**Do this**
Reproduce every record below exactly as written, but leave out any pictures.

**Records for the task**
--*--
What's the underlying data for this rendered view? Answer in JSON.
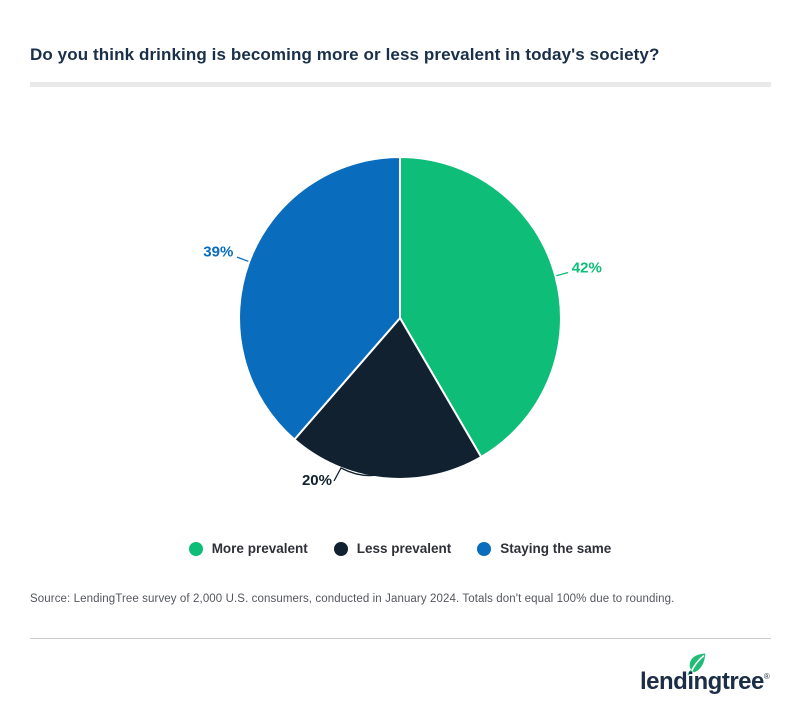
{
  "header": {
    "title": "Do you think drinking is becoming more or less prevalent in today's society?"
  },
  "chart_data": {
    "type": "pie",
    "title": "Do you think drinking is becoming more or less prevalent in today's society?",
    "categories": [
      "More prevalent",
      "Less prevalent",
      "Staying the same"
    ],
    "values": [
      42,
      20,
      39
    ],
    "labels": [
      "42%",
      "20%",
      "39%"
    ],
    "unit": "%",
    "colors": [
      "#0dbd78",
      "#11212f",
      "#0a6cbd"
    ],
    "start_angle_deg": 0,
    "direction": "clockwise",
    "legend_position": "bottom",
    "note": "Totals don't equal 100% due to rounding."
  },
  "source": {
    "text": "Source: LendingTree survey of 2,000 U.S. consumers, conducted in January 2024. Totals don't equal 100% due to rounding."
  },
  "footer": {
    "brand": "lendingtree",
    "registered_mark": "®",
    "brand_color": "#1c2e47",
    "leaf_color": "#1fbd76"
  }
}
--*--
**The solution**
What's the underlying data for this rendered view? Answer in JSON.
{
  "header": {
    "title": "Do you think drinking is becoming more or less prevalent in today's society?"
  },
  "chart_data": {
    "type": "pie",
    "title": "Do you think drinking is becoming more or less prevalent in today's society?",
    "categories": [
      "More prevalent",
      "Less prevalent",
      "Staying the same"
    ],
    "values": [
      42,
      20,
      39
    ],
    "labels": [
      "42%",
      "20%",
      "39%"
    ],
    "unit": "%",
    "colors": [
      "#0dbd78",
      "#11212f",
      "#0a6cbd"
    ],
    "start_angle_deg": 0,
    "direction": "clockwise",
    "legend_position": "bottom",
    "note": "Totals don't equal 100% due to rounding."
  },
  "source": {
    "text": "Source: LendingTree survey of 2,000 U.S. consumers, conducted in January 2024. Totals don't equal 100% due to rounding."
  },
  "footer": {
    "brand": "lendingtree",
    "registered_mark": "®",
    "brand_color": "#1c2e47",
    "leaf_color": "#1fbd76"
  }
}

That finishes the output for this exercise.